■ Task directions: Copy all the material below, exactly as it stands.

■ Extracted records:
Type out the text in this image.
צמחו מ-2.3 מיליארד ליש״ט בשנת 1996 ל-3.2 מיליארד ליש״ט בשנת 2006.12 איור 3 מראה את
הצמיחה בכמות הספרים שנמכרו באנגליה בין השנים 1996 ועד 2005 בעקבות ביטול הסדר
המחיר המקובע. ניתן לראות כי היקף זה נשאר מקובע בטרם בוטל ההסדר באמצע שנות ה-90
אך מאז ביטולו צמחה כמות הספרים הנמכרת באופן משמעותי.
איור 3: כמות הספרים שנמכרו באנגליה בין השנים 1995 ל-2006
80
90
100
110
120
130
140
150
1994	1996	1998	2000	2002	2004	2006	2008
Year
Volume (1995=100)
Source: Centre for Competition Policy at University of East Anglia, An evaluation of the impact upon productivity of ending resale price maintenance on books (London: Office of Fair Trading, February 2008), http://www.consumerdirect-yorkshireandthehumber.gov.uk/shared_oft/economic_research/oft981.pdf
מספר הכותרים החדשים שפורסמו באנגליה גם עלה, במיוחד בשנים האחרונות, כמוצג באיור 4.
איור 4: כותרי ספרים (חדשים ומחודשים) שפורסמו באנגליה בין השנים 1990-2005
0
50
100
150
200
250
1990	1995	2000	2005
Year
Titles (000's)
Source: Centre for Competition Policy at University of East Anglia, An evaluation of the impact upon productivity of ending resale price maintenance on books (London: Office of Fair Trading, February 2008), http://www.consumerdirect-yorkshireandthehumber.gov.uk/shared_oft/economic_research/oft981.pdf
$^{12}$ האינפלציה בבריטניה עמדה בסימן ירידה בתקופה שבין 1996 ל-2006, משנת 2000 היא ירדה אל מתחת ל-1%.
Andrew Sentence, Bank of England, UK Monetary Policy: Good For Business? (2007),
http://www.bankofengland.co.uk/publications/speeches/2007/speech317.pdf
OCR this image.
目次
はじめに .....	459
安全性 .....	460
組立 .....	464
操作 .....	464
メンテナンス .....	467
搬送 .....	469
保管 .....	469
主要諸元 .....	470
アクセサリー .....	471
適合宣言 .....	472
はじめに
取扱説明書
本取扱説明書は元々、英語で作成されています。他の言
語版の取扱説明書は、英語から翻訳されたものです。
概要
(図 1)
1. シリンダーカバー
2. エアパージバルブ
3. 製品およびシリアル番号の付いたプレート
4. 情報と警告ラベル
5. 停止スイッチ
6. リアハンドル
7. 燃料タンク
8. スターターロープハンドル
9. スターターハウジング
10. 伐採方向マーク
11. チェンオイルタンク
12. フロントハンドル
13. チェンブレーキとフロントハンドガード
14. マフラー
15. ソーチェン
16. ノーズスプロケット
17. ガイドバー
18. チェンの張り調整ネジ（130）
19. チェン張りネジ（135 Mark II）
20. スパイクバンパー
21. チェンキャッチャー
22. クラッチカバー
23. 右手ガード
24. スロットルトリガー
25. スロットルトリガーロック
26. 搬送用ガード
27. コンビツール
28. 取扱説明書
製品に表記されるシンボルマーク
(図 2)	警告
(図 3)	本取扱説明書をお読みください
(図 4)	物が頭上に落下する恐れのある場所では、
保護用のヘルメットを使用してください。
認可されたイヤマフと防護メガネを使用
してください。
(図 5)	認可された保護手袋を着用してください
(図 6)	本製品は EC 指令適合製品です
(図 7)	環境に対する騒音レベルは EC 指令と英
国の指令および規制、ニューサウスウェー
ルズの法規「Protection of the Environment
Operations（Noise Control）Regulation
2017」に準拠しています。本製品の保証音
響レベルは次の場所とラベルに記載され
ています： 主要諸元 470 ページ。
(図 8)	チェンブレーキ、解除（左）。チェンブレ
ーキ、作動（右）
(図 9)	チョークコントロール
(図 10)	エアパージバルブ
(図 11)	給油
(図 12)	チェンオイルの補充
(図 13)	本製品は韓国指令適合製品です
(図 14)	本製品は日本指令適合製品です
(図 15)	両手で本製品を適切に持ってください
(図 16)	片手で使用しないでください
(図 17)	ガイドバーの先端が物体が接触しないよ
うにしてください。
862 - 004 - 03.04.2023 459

■ Answer:
Type out the text in this image.
צמחו מ-2.3 מיליארד ליש״ט בשנת 1996 ל-3.2 מיליארד ליש״ט בשנת 2006.12 איור 3 מראה את
הצמיחה בכמות הספרים שנמכרו באנגליה בין השנים 1996 ועד 2005 בעקבות ביטול הסדר
המחיר המקובע. ניתן לראות כי היקף זה נשאר מקובע בטרם בוטל ההסדר באמצע שנות ה-90
אך מאז ביטולו צמחה כמות הספרים הנמכרת באופן משמעותי.
איור 3: כמות הספרים שנמכרו באנגליה בין השנים 1995 ל-2006
80
90
100
110
120
130
140
150
1994	1996	1998	2000	2002	2004	2006	2008
Year
Volume (1995=100)
Source: Centre for Competition Policy at University of East Anglia, An evaluation of the impact upon productivity of ending resale price maintenance on books (London: Office of Fair Trading, February 2008), http://www.consumerdirect-yorkshireandthehumber.gov.uk/shared_oft/economic_research/oft981.pdf
מספר הכותרים החדשים שפורסמו באנגליה גם עלה, במיוחד בשנים האחרונות, כמוצג באיור 4.
איור 4: כותרי ספרים (חדשים ומחודשים) שפורסמו באנגליה בין השנים 1990-2005
0
50
100
150
200
250
1990	1995	2000	2005
Year
Titles (000's)
Source: Centre for Competition Policy at University of East Anglia, An evaluation of the impact upon productivity of ending resale price maintenance on books (London: Office of Fair Trading, February 2008), http://www.consumerdirect-yorkshireandthehumber.gov.uk/shared_oft/economic_research/oft981.pdf
$^{12}$ האינפלציה בבריטניה עמדה בסימן ירידה בתקופה שבין 1996 ל-2006, משנת 2000 היא ירדה אל מתחת ל-1%.
Andrew Sentence, Bank of England, UK Monetary Policy: Good For Business? (2007),
http://www.bankofengland.co.uk/publications/speeches/2007/speech317.pdf
OCR this image.
目次
はじめに .....	459
安全性 .....	460
組立 .....	464
操作 .....	464
メンテナンス .....	467
搬送 .....	469
保管 .....	469
主要諸元 .....	470
アクセサリー .....	471
適合宣言 .....	472
はじめに
取扱説明書
本取扱説明書は元々、英語で作成されています。他の言
語版の取扱説明書は、英語から翻訳されたものです。
概要
(図 1)
1. シリンダーカバー
2. エアパージバルブ
3. 製品およびシリアル番号の付いたプレート
4. 情報と警告ラベル
5. 停止スイッチ
6. リアハンドル
7. 燃料タンク
8. スターターロープハンドル
9. スターターハウジング
10. 伐採方向マーク
11. チェンオイルタンク
12. フロントハンドル
13. チェンブレーキとフロントハンドガード
14. マフラー
15. ソーチェン
16. ノーズスプロケット
17. ガイドバー
18. チェンの張り調整ネジ（130）
19. チェン張りネジ（135 Mark II）
20. スパイクバンパー
21. チェンキャッチャー
22. クラッチカバー
23. 右手ガード
24. スロットルトリガー
25. スロットルトリガーロック
26. 搬送用ガード
27. コンビツール
28. 取扱説明書
製品に表記されるシンボルマーク
(図 2)	警告
(図 3)	本取扱説明書をお読みください
(図 4)	物が頭上に落下する恐れのある場所では、
保護用のヘルメットを使用してください。
認可されたイヤマフと防護メガネを使用
してください。
(図 5)	認可された保護手袋を着用してください
(図 6)	本製品は EC 指令適合製品です
(図 7)	環境に対する騒音レベルは EC 指令と英
国の指令および規制、ニューサウスウェー
ルズの法規「Protection of the Environment
Operations（Noise Control）Regulation
2017」に準拠しています。本製品の保証音
響レベルは次の場所とラベルに記載され
ています： 主要諸元 470 ページ。
(図 8)	チェンブレーキ、解除（左）。チェンブレ
ーキ、作動（右）
(図 9)	チョークコントロール
(図 10)	エアパージバルブ
(図 11)	給油
(図 12)	チェンオイルの補充
(図 13)	本製品は韓国指令適合製品です
(図 14)	本製品は日本指令適合製品です
(図 15)	両手で本製品を適切に持ってください
(図 16)	片手で使用しないでください
(図 17)	ガイドバーの先端が物体が接触しないよ
うにしてください。
862 - 004 - 03.04.2023 459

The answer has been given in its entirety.